→ **Exercise brief**
Output every line below exactly.

→ **Stored rows**
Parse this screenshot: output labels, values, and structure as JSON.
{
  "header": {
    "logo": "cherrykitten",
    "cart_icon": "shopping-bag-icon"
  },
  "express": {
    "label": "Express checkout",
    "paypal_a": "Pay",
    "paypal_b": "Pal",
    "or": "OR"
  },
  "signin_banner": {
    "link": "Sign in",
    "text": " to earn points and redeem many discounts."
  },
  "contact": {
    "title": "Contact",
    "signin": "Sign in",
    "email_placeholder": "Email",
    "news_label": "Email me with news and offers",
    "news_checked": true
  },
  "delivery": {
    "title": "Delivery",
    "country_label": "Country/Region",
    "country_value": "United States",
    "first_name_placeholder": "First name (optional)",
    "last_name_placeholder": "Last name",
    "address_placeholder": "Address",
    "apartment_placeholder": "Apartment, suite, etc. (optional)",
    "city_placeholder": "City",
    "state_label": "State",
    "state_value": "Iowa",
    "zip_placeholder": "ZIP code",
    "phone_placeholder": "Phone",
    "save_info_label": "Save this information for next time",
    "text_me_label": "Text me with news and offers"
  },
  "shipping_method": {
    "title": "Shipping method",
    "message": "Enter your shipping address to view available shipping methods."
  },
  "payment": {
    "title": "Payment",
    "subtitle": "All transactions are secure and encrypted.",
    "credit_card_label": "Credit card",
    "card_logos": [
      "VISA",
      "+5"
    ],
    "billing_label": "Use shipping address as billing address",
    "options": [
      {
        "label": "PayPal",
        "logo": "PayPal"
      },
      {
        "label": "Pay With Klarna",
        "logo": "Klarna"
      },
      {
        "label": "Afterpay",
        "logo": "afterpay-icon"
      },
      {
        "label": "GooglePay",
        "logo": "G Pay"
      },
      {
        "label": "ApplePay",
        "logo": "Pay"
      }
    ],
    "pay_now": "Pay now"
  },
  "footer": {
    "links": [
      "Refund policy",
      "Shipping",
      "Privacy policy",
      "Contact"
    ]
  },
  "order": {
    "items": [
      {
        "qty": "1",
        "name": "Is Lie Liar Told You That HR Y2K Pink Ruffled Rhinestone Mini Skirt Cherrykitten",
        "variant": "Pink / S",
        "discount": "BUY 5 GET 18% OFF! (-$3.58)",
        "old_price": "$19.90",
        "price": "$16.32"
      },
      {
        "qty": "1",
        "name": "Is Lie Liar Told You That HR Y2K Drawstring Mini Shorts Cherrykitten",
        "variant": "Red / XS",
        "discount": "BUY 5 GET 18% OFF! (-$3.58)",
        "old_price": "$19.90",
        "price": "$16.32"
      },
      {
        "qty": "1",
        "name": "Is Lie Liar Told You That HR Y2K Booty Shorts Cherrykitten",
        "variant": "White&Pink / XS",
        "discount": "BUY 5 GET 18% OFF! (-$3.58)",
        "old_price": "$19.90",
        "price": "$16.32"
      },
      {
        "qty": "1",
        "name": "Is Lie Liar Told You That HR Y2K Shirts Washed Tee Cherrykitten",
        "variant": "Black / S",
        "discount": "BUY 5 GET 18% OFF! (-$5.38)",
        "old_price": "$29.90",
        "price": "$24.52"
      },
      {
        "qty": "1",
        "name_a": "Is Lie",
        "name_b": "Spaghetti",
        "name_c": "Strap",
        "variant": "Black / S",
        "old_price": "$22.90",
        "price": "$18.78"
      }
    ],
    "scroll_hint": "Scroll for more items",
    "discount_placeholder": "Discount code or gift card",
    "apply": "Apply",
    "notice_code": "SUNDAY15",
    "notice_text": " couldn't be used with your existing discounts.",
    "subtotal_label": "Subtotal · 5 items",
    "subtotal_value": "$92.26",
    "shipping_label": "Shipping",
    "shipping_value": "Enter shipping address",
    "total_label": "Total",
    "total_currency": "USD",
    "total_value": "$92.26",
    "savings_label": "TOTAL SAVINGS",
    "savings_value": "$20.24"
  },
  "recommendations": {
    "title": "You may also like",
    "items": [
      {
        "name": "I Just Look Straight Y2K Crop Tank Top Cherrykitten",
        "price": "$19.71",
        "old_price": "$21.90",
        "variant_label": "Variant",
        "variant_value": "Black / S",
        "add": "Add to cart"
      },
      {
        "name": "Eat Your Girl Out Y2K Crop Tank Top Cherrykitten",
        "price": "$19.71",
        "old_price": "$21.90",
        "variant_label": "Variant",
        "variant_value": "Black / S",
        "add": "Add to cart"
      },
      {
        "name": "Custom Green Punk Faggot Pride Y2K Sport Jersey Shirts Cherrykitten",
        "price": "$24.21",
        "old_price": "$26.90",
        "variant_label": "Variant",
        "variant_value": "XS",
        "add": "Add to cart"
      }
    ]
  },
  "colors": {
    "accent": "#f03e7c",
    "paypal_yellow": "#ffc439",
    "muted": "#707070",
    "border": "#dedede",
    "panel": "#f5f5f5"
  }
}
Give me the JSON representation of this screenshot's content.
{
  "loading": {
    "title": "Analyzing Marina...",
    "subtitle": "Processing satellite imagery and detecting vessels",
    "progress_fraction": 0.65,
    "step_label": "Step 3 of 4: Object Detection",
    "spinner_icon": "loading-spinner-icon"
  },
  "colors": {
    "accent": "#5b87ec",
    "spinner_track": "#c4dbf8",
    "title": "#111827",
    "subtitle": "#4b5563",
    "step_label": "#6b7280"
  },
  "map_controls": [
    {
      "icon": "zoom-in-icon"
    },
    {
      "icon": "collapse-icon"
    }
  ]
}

→ **Solution for this task**
Parse this screenshot: output labels, values, and structure as JSON.
{
  "header": {
    "logo": "cherrykitten",
    "cart_icon": "shopping-bag-icon"
  },
  "express": {
    "label": "Express checkout",
    "paypal_a": "Pay",
    "paypal_b": "Pal",
    "or": "OR"
  },
  "signin_banner": {
    "link": "Sign in",
    "text": " to earn points and redeem many discounts."
  },
  "contact": {
    "title": "Contact",
    "signin": "Sign in",
    "email_placeholder": "Email",
    "news_label": "Email me with news and offers",
    "news_checked": true
  },
  "delivery": {
    "title": "Delivery",
    "country_label": "Country/Region",
    "country_value": "United States",
    "first_name_placeholder": "First name (optional)",
    "last_name_placeholder": "Last name",
    "address_placeholder": "Address",
    "apartment_placeholder": "Apartment, suite, etc. (optional)",
    "city_placeholder": "City",
    "state_label": "State",
    "state_value": "Iowa",
    "zip_placeholder": "ZIP code",
    "phone_placeholder": "Phone",
    "save_info_label": "Save this information for next time",
    "text_me_label": "Text me with news and offers"
  },
  "shipping_method": {
    "title": "Shipping method",
    "message": "Enter your shipping address to view available shipping methods."
  },
  "payment": {
    "title": "Payment",
    "subtitle": "All transactions are secure and encrypted.",
    "credit_card_label": "Credit card",
    "card_logos": [
      "VISA",
      "+5"
    ],
    "billing_label": "Use shipping address as billing address",
    "options": [
      {
        "label": "PayPal",
        "logo": "PayPal"
      },
      {
        "label": "Pay With Klarna",
        "logo": "Klarna"
      },
      {
        "label": "Afterpay",
        "logo": "afterpay-icon"
      },
      {
        "label": "GooglePay",
        "logo": "G Pay"
      },
      {
        "label": "ApplePay",
        "logo": "Pay"
      }
    ],
    "pay_now": "Pay now"
  },
  "footer": {
    "links": [
      "Refund policy",
      "Shipping",
      "Privacy policy",
      "Contact"
    ]
  },
  "order": {
    "items": [
      {
        "qty": "1",
        "name": "Is Lie Liar Told You That HR Y2K Pink Ruffled Rhinestone Mini Skirt Cherrykitten",
        "variant": "Pink / S",
        "discount": "BUY 5 GET 18% OFF! (-$3.58)",
        "old_price": "$19.90",
        "price": "$16.32"
      },
      {
        "qty": "1",
        "name": "Is Lie Liar Told You That HR Y2K Drawstring Mini Shorts Cherrykitten",
        "variant": "Red / XS",
        "discount": "BUY 5 GET 18% OFF! (-$3.58)",
        "old_price": "$19.90",
        "price": "$16.32"
      },
      {
        "qty": "1",
        "name": "Is Lie Liar Told You That HR Y2K Booty Shorts Cherrykitten",
        "variant": "White&Pink / XS",
        "discount": "BUY 5 GET 18% OFF! (-$3.58)",
        "old_price": "$19.90",
        "price": "$16.32"
      },
      {
        "qty": "1",
        "name": "Is Lie Liar Told You That HR Y2K Shirts Washed Tee Cherrykitten",
        "variant": "Black / S",
        "discount": "BUY 5 GET 18% OFF! (-$5.38)",
        "old_price": "$29.90",
        "price": "$24.52"
      },
      {
        "qty": "1",
        "name_a": "Is Lie",
        "name_b": "Spaghetti",
        "name_c": "Strap",
        "variant": "Black / S",
        "old_price": "$22.90",
        "price": "$18.78"
      }
    ],
    "scroll_hint": "Scroll for more items",
    "discount_placeholder": "Discount code or gift card",
    "apply": "Apply",
    "notice_code": "SUNDAY15",
    "notice_text": " couldn't be used with your existing discounts.",
    "subtotal_label": "Subtotal · 5 items",
    "subtotal_value": "$92.26",
    "shipping_label": "Shipping",
    "shipping_value": "Enter shipping address",
    "total_label": "Total",
    "total_currency": "USD",
    "total_value": "$92.26",
    "savings_label": "TOTAL SAVINGS",
    "savings_value": "$20.24"
  },
  "recommendations": {
    "title": "You may also like",
    "items": [
      {
        "name": "I Just Look Straight Y2K Crop Tank Top Cherrykitten",
        "price": "$19.71",
        "old_price": "$21.90",
        "variant_label": "Variant",
        "variant_value": "Black / S",
        "add": "Add to cart"
      },
      {
        "name": "Eat Your Girl Out Y2K Crop Tank Top Cherrykitten",
        "price": "$19.71",
        "old_price": "$21.90",
        "variant_label": "Variant",
        "variant_value": "Black / S",
        "add": "Add to cart"
      },
      {
        "name": "Custom Green Punk Faggot Pride Y2K Sport Jersey Shirts Cherrykitten",
        "price": "$24.21",
        "old_price": "$26.90",
        "variant_label": "Variant",
        "variant_value": "XS",
        "add": "Add to cart"
      }
    ]
  },
  "colors": {
    "accent": "#f03e7c",
    "paypal_yellow": "#ffc439",
    "muted": "#707070",
    "border": "#dedede",
    "panel": "#f5f5f5"
  }
}
Give me the JSON representation of this screenshot's content.
{
  "loading": {
    "title": "Analyzing Marina...",
    "subtitle": "Processing satellite imagery and detecting vessels",
    "progress_fraction": 0.65,
    "step_label": "Step 3 of 4: Object Detection",
    "spinner_icon": "loading-spinner-icon"
  },
  "colors": {
    "accent": "#5b87ec",
    "spinner_track": "#c4dbf8",
    "title": "#111827",
    "subtitle": "#4b5563",
    "step_label": "#6b7280"
  },
  "map_controls": [
    {
      "icon": "zoom-in-icon"
    },
    {
      "icon": "collapse-icon"
    }
  ]
}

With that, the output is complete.